> **EXERCISE DESCRIPTION**
Reproduce all of the entries line for line, leaving out the pictures.

[Element placement data]
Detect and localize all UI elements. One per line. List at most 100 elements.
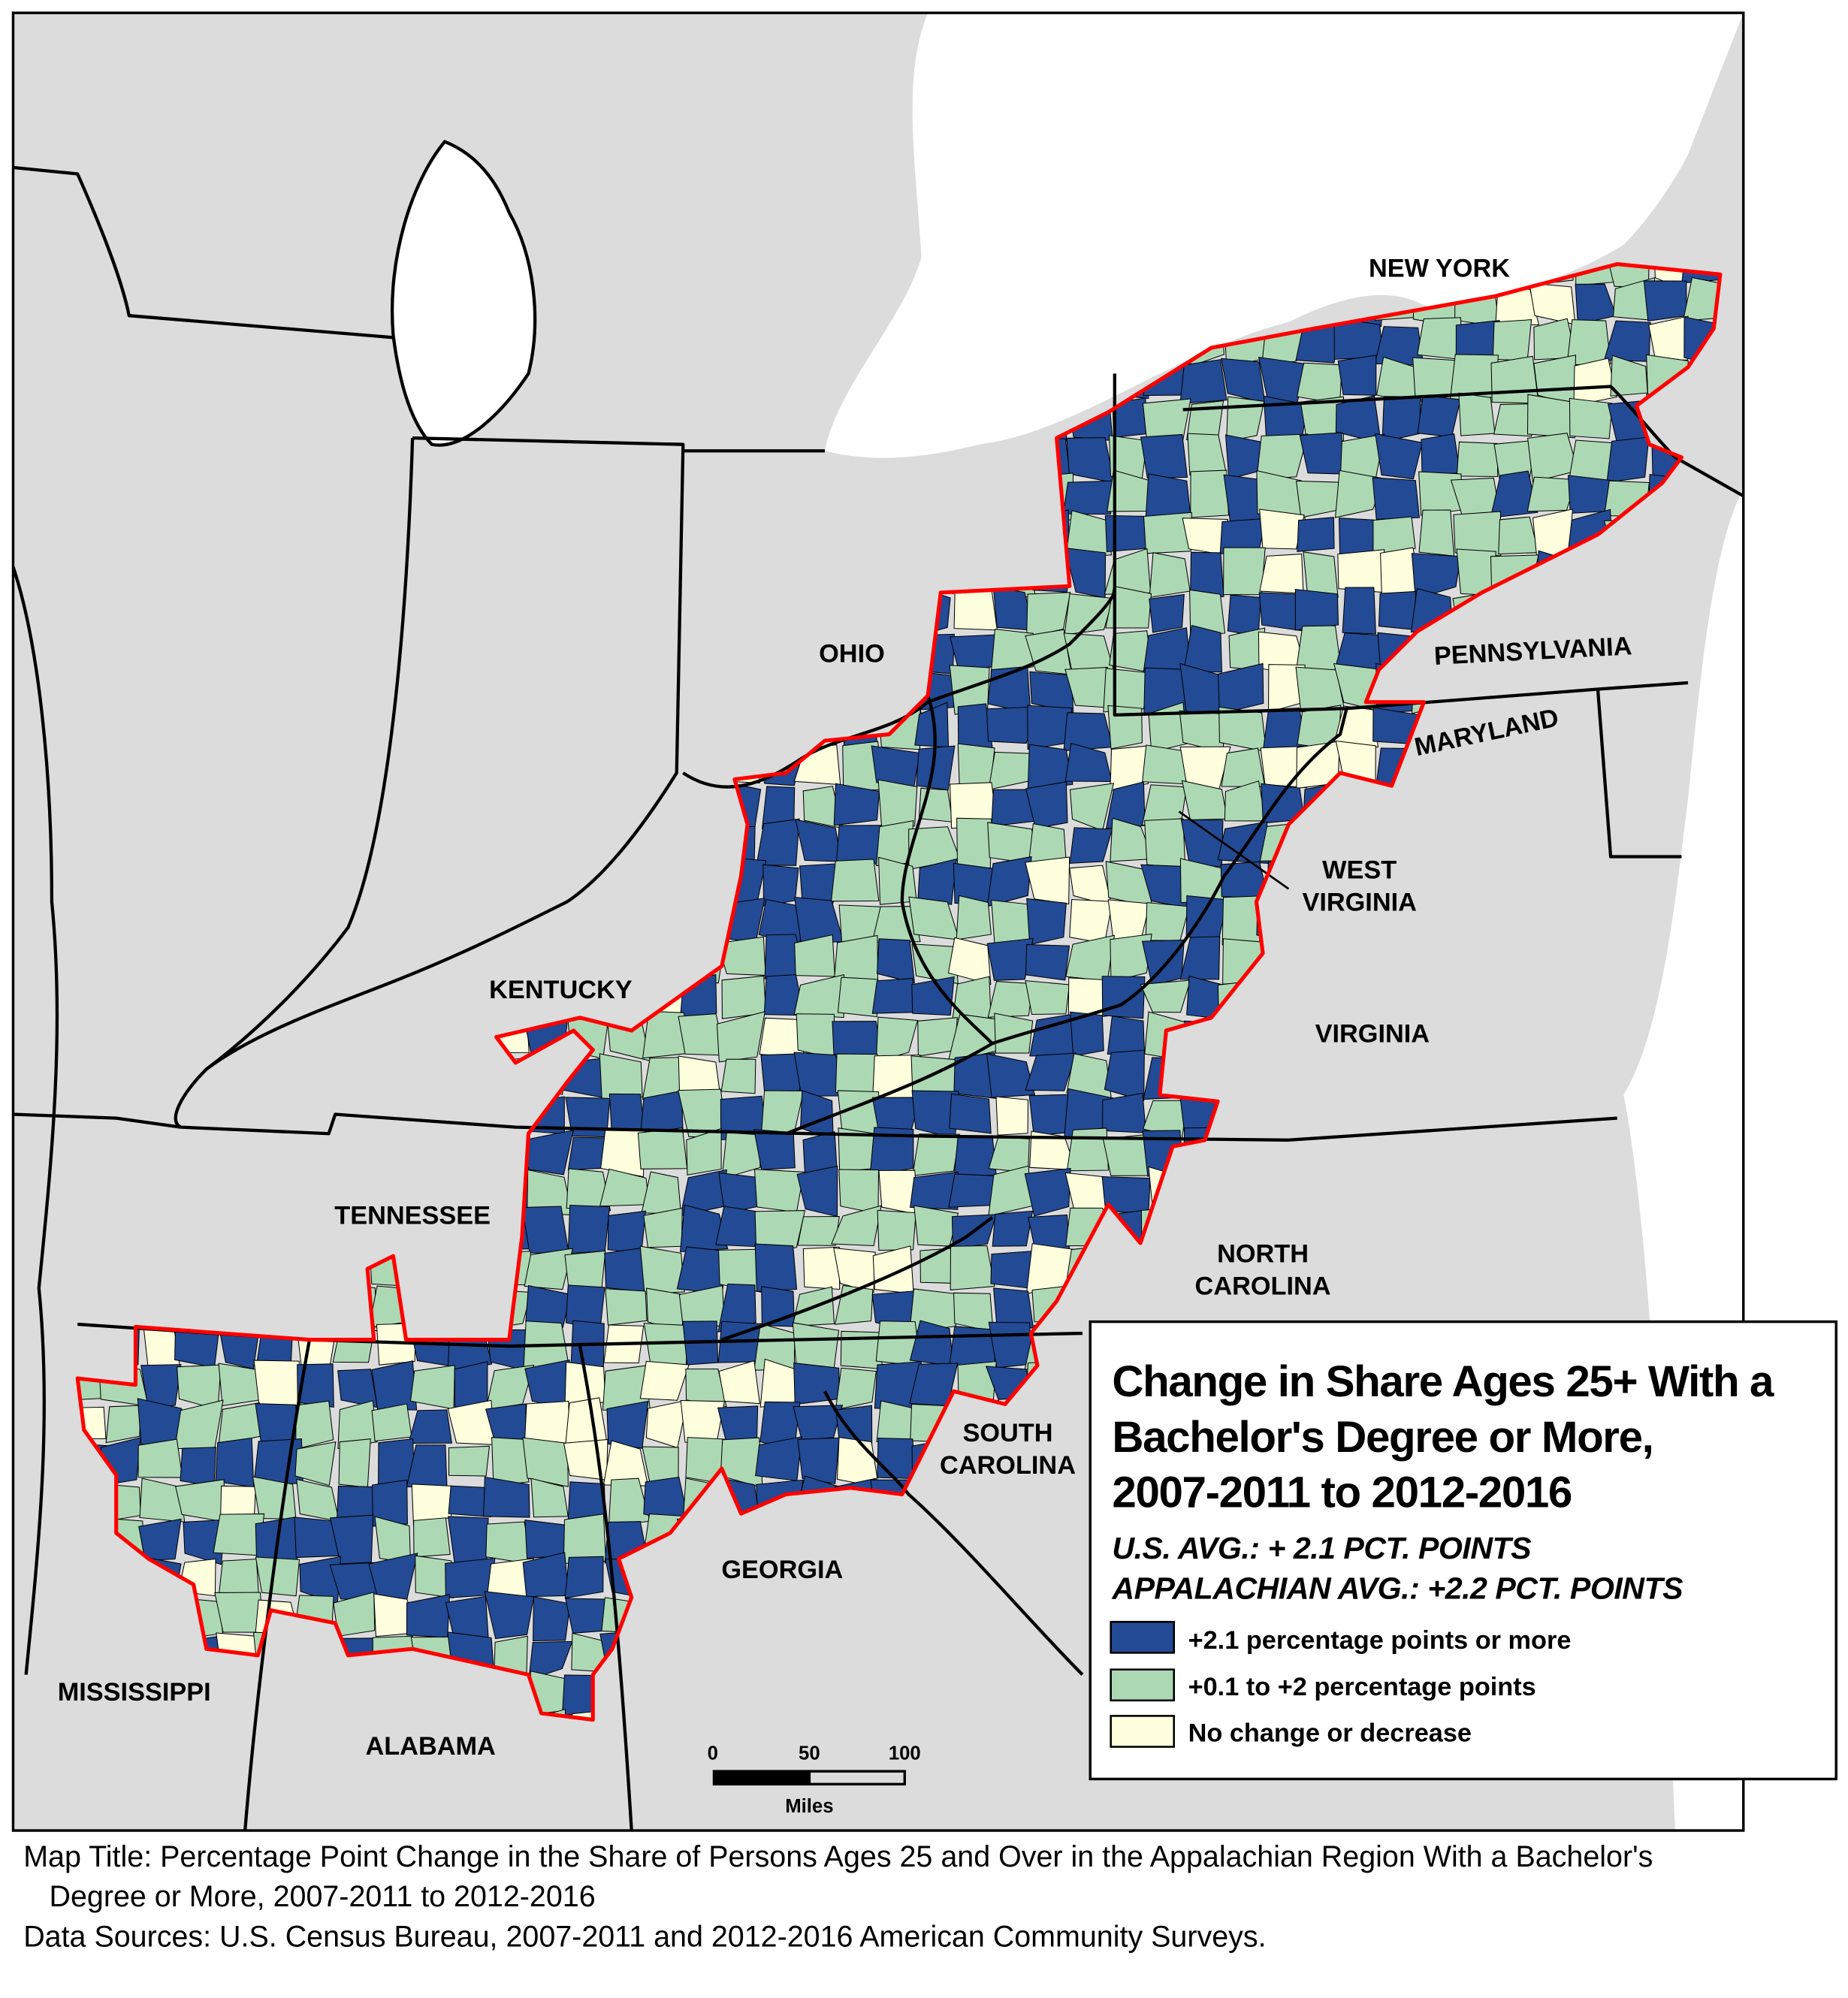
county xyxy=(685,1369,727,1408)
county xyxy=(721,975,767,1019)
county xyxy=(910,1171,959,1210)
county xyxy=(1065,510,1113,559)
county xyxy=(1024,1167,1071,1217)
county xyxy=(1104,1049,1145,1102)
county xyxy=(753,1169,805,1213)
county xyxy=(871,978,916,1014)
county xyxy=(916,745,956,791)
county xyxy=(994,1013,1034,1054)
state-label-north-carolina: NORTH CAROLINA xyxy=(1195,1240,1331,1301)
county xyxy=(1143,512,1192,554)
county xyxy=(1375,433,1423,480)
county xyxy=(528,1640,573,1681)
county xyxy=(913,1205,959,1247)
caption-map-title-2: Degree or More, 2007-2011 to 2012-2016 xyxy=(49,1880,595,1913)
legend-appalachian-average: APPALACHIAN AVG.: +2.2 PCT. POINTS xyxy=(1111,1571,1683,1605)
county xyxy=(1378,590,1417,630)
county xyxy=(797,1437,840,1484)
county xyxy=(1342,587,1376,635)
county xyxy=(180,1447,216,1487)
county xyxy=(838,1169,880,1215)
county xyxy=(409,1365,455,1410)
legend-title-line-1: Change in Share Ages 25+ With a xyxy=(1112,1357,1774,1406)
county xyxy=(639,1245,685,1295)
county xyxy=(756,818,800,866)
county xyxy=(1179,359,1227,405)
state-label-tennessee: TENNESSEE xyxy=(334,1201,491,1230)
state-label-line: NEW YORK xyxy=(1369,255,1510,283)
county xyxy=(1110,745,1149,792)
legend-swatch-high xyxy=(1110,1620,1176,1654)
county xyxy=(599,1053,643,1100)
scale-unit: Miles xyxy=(785,1796,833,1817)
county xyxy=(1107,1016,1146,1055)
state-label-south-carolina: SOUTH CAROLINA xyxy=(940,1419,1076,1480)
scale-segment-filled xyxy=(712,1770,810,1786)
county xyxy=(1458,392,1496,436)
county xyxy=(949,1093,992,1134)
county xyxy=(1183,624,1222,673)
county xyxy=(1027,744,1073,792)
county xyxy=(143,1326,181,1370)
county xyxy=(947,937,992,985)
state-label-ohio: OHIO xyxy=(819,640,885,669)
state-label-line: TENNESSEE xyxy=(334,1201,491,1230)
county xyxy=(721,1132,761,1179)
county xyxy=(948,1173,998,1208)
county xyxy=(524,1248,574,1290)
legend-swatch-low xyxy=(1110,1715,1176,1748)
county xyxy=(1066,1127,1109,1172)
scale-bar: 0 50 100 Miles xyxy=(708,1743,921,1817)
legend-box xyxy=(1089,1320,1837,1781)
county xyxy=(953,587,998,631)
county xyxy=(563,1514,606,1565)
county xyxy=(1337,549,1385,593)
county xyxy=(606,1400,649,1449)
county xyxy=(1648,315,1689,361)
county xyxy=(447,1399,495,1445)
county xyxy=(1492,319,1532,361)
state-label-line: CAROLINA xyxy=(1195,1272,1331,1301)
county xyxy=(986,1053,1036,1098)
state-label-virginia: VIRGINIA xyxy=(1315,1019,1430,1048)
county xyxy=(1526,394,1578,439)
state-label-west-virginia: WEST VIRGINIA xyxy=(1302,856,1416,917)
county xyxy=(754,1243,798,1292)
county xyxy=(639,1360,690,1401)
county xyxy=(1337,355,1377,396)
state-label-alabama: ALABAMA xyxy=(365,1732,495,1761)
county xyxy=(956,817,992,870)
county xyxy=(1102,1092,1147,1133)
county xyxy=(565,1397,608,1446)
scale-tick-0: 0 xyxy=(708,1743,718,1764)
county xyxy=(911,976,955,1016)
county xyxy=(253,1360,302,1411)
county xyxy=(1062,480,1114,515)
county xyxy=(950,1245,995,1290)
county xyxy=(1223,547,1266,596)
county xyxy=(986,856,1032,907)
state-label-georgia: GEORGIA xyxy=(721,1556,843,1584)
county xyxy=(830,859,880,902)
county xyxy=(877,938,915,984)
county xyxy=(678,1055,720,1092)
county xyxy=(523,1709,566,1720)
county xyxy=(1259,554,1304,594)
county xyxy=(1064,593,1114,635)
county xyxy=(524,1400,570,1444)
county xyxy=(408,1409,452,1444)
county xyxy=(835,1367,877,1411)
county xyxy=(605,1288,648,1326)
county xyxy=(720,1058,756,1094)
county xyxy=(1411,553,1462,599)
county xyxy=(949,1326,997,1367)
legend-swatch-mid xyxy=(1110,1668,1176,1702)
county xyxy=(371,1403,412,1442)
county xyxy=(566,1168,611,1212)
county xyxy=(831,1205,882,1247)
county xyxy=(1606,436,1650,484)
county xyxy=(833,783,880,826)
state-label-line: SOUTH xyxy=(962,1419,1052,1447)
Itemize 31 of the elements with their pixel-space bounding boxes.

> **FULL OUTPUT**
Detect and localize all UI elements. One per line. List at most 100 elements.
county xyxy=(685,1369,727,1408)
county xyxy=(721,975,767,1019)
county xyxy=(910,1171,959,1210)
county xyxy=(1065,510,1113,559)
county xyxy=(1024,1167,1071,1217)
county xyxy=(1104,1049,1145,1102)
county xyxy=(753,1169,805,1213)
county xyxy=(871,978,916,1014)
county xyxy=(916,745,956,791)
county xyxy=(994,1013,1034,1054)
state-label-north-carolina: NORTH CAROLINA xyxy=(1195,1240,1331,1301)
county xyxy=(1143,512,1192,554)
county xyxy=(1375,433,1423,480)
county xyxy=(528,1640,573,1681)
county xyxy=(913,1205,959,1247)
caption-map-title-2: Degree or More, 2007-2011 to 2012-2016 xyxy=(49,1880,595,1913)
legend-appalachian-average: APPALACHIAN AVG.: +2.2 PCT. POINTS xyxy=(1111,1571,1683,1605)
county xyxy=(1378,590,1417,630)
county xyxy=(797,1437,840,1484)
county xyxy=(1342,587,1376,635)
county xyxy=(180,1447,216,1487)
county xyxy=(838,1169,880,1215)
county xyxy=(409,1365,455,1410)
legend-title-line-1: Change in Share Ages 25+ With a xyxy=(1112,1357,1774,1406)
county xyxy=(639,1245,685,1295)
county xyxy=(756,818,800,866)
county xyxy=(1179,359,1227,405)
state-label-tennessee: TENNESSEE xyxy=(334,1201,491,1230)
state-label-line: NEW YORK xyxy=(1369,255,1510,283)
county xyxy=(1110,745,1149,792)
legend-swatch-high xyxy=(1110,1620,1176,1654)
county xyxy=(599,1053,643,1100)
scale-unit: Miles xyxy=(785,1796,833,1817)
county xyxy=(1107,1016,1146,1055)
state-label-south-carolina: SOUTH CAROLINA xyxy=(940,1419,1076,1480)
scale-segment-filled xyxy=(712,1770,810,1786)
county xyxy=(1458,392,1496,436)
county xyxy=(949,1093,992,1134)
county xyxy=(1183,624,1222,673)
county xyxy=(1027,744,1073,792)
county xyxy=(143,1326,181,1370)
county xyxy=(947,937,992,985)
state-label-ohio: OHIO xyxy=(819,640,885,669)
state-label-line: TENNESSEE xyxy=(334,1201,491,1230)
county xyxy=(721,1132,761,1179)
county xyxy=(948,1173,998,1208)
county xyxy=(524,1248,574,1290)
legend-swatch-low xyxy=(1110,1715,1176,1748)
county xyxy=(1066,1127,1109,1172)
scale-bar: 0 50 100 Miles xyxy=(708,1743,921,1817)
legend-box xyxy=(1089,1320,1837,1781)
county xyxy=(953,587,998,631)
county xyxy=(563,1514,606,1565)
county xyxy=(1337,549,1385,593)
county xyxy=(606,1400,649,1449)
county xyxy=(1648,315,1689,361)
county xyxy=(447,1399,495,1445)
county xyxy=(1492,319,1532,361)
state-label-line: CAROLINA xyxy=(1195,1272,1331,1301)
county xyxy=(986,1053,1036,1098)
state-label-virginia: VIRGINIA xyxy=(1315,1019,1430,1048)
county xyxy=(1526,394,1578,439)
state-label-west-virginia: WEST VIRGINIA xyxy=(1302,856,1416,917)
county xyxy=(754,1243,798,1292)
county xyxy=(639,1360,690,1401)
county xyxy=(1337,355,1377,396)
state-label-alabama: ALABAMA xyxy=(365,1732,495,1761)
county xyxy=(956,817,992,870)
county xyxy=(1102,1092,1147,1133)
county xyxy=(565,1397,608,1446)
scale-tick-0: 0 xyxy=(708,1743,718,1764)
county xyxy=(911,976,955,1016)
county xyxy=(253,1360,302,1411)
county xyxy=(1062,480,1114,515)
county xyxy=(950,1245,995,1290)
county xyxy=(1223,547,1266,596)
county xyxy=(986,856,1032,907)
state-label-georgia: GEORGIA xyxy=(721,1556,843,1584)
county xyxy=(830,859,880,902)
county xyxy=(877,938,915,984)
county xyxy=(678,1055,720,1092)
county xyxy=(523,1709,566,1720)
county xyxy=(1259,554,1304,594)
county xyxy=(1064,593,1114,635)
county xyxy=(524,1400,570,1444)
county xyxy=(408,1409,452,1444)
county xyxy=(835,1367,877,1411)
county xyxy=(605,1288,648,1326)
county xyxy=(720,1058,756,1094)
county xyxy=(1411,553,1462,599)
county xyxy=(949,1326,997,1367)
legend-swatch-mid xyxy=(1110,1668,1176,1702)
county xyxy=(371,1403,412,1442)
county xyxy=(566,1168,611,1212)
county xyxy=(831,1205,882,1247)
county xyxy=(1606,436,1650,484)
county xyxy=(833,783,880,826)
state-label-line: SOUTH xyxy=(962,1419,1052,1447)
Itemize 31 of the elements with their pixel-space bounding boxes.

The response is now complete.